> _Work required_: Transcribe all of the records word for word, but omit the pictures.

— Start of Data for the task —

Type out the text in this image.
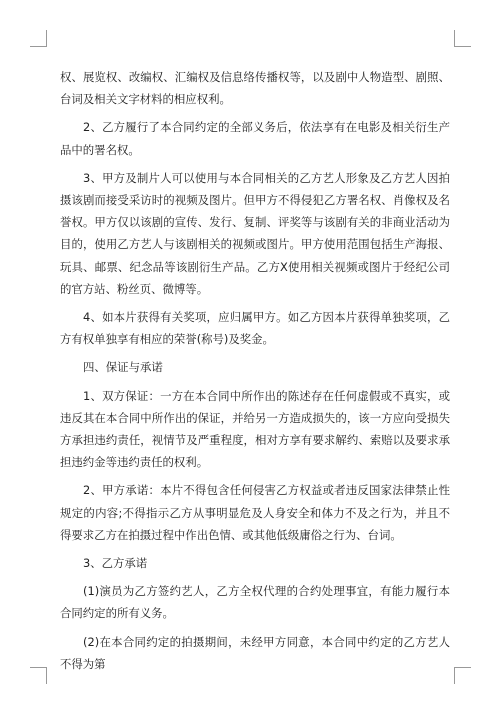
权、展览权、改编权、汇编权及信息络传播权等，以及剧中人物造型、剧照、台词及相关文字材料的相应权利。

2、乙方履行了本合同约定的全部义务后，依法享有在电影及相关衍生产品中的署名权。

3、甲方及制片人可以使用与本合同相关的乙方艺人形象及乙方艺人因拍摄该剧而接受采访时的视频及图片。但甲方不得侵犯乙方署名权、肖像权及名誉权。甲方仅以该剧的宣传、发行、复制、评奖等与该剧有关的非商业活动为目的，使用乙方艺人与该剧相关的视频或图片。甲方使用范围包括生产海报、玩具、邮票、纪念品等该剧衍生产品。乙方X使用相关视频或图片于经纪公司的官方站、粉丝页、微博等。

4、如本片获得有关奖项，应归属甲方。如乙方因本片获得单独奖项，乙方有权单独享有相应的荣誉(称号)及奖金。

四、保证与承诺

1、双方保证：一方在本合同中所作出的陈述存在任何虚假或不真实，或违反其在本合同中所作出的保证，并给另一方造成损失的，该一方应向受损失方承担违约责任，视情节及严重程度，相对方享有要求解约、索赔以及要求承担违约金等违约责任的权利。

2、甲方承诺：本片不得包含任何侵害乙方权益或者违反国家法律禁止性规定的内容;不得指示乙方从事明显危及人身安全和体力不及之行为，并且不得要求乙方在拍摄过程中作出色情、或其他低级庸俗之行为、台词。

3、乙方承诺

(1)演员为乙方签约艺人，乙方全权代理的合约处理事宜，有能力履行本合同约定的所有义务。

(2)在本合同约定的拍摄期间，未经甲方同意，本合同中约定的乙方艺人不得为第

— End of Data for the task —

> _In response_:
Type out the text in this image.
权、展览权、改编权、汇编权及信息络传播权等，以及剧中人物造型、剧照、台词及相关文字材料的相应权利。

2、乙方履行了本合同约定的全部义务后，依法享有在电影及相关衍生产品中的署名权。

3、甲方及制片人可以使用与本合同相关的乙方艺人形象及乙方艺人因拍摄该剧而接受采访时的视频及图片。但甲方不得侵犯乙方署名权、肖像权及名誉权。甲方仅以该剧的宣传、发行、复制、评奖等与该剧有关的非商业活动为目的，使用乙方艺人与该剧相关的视频或图片。甲方使用范围包括生产海报、玩具、邮票、纪念品等该剧衍生产品。乙方X使用相关视频或图片于经纪公司的官方站、粉丝页、微博等。

4、如本片获得有关奖项，应归属甲方。如乙方因本片获得单独奖项，乙方有权单独享有相应的荣誉(称号)及奖金。

四、保证与承诺

1、双方保证：一方在本合同中所作出的陈述存在任何虚假或不真实，或违反其在本合同中所作出的保证，并给另一方造成损失的，该一方应向受损失方承担违约责任，视情节及严重程度，相对方享有要求解约、索赔以及要求承担违约金等违约责任的权利。

2、甲方承诺：本片不得包含任何侵害乙方权益或者违反国家法律禁止性规定的内容;不得指示乙方从事明显危及人身安全和体力不及之行为，并且不得要求乙方在拍摄过程中作出色情、或其他低级庸俗之行为、台词。

3、乙方承诺

(1)演员为乙方签约艺人，乙方全权代理的合约处理事宜，有能力履行本合同约定的所有义务。

(2)在本合同约定的拍摄期间，未经甲方同意，本合同中约定的乙方艺人不得为第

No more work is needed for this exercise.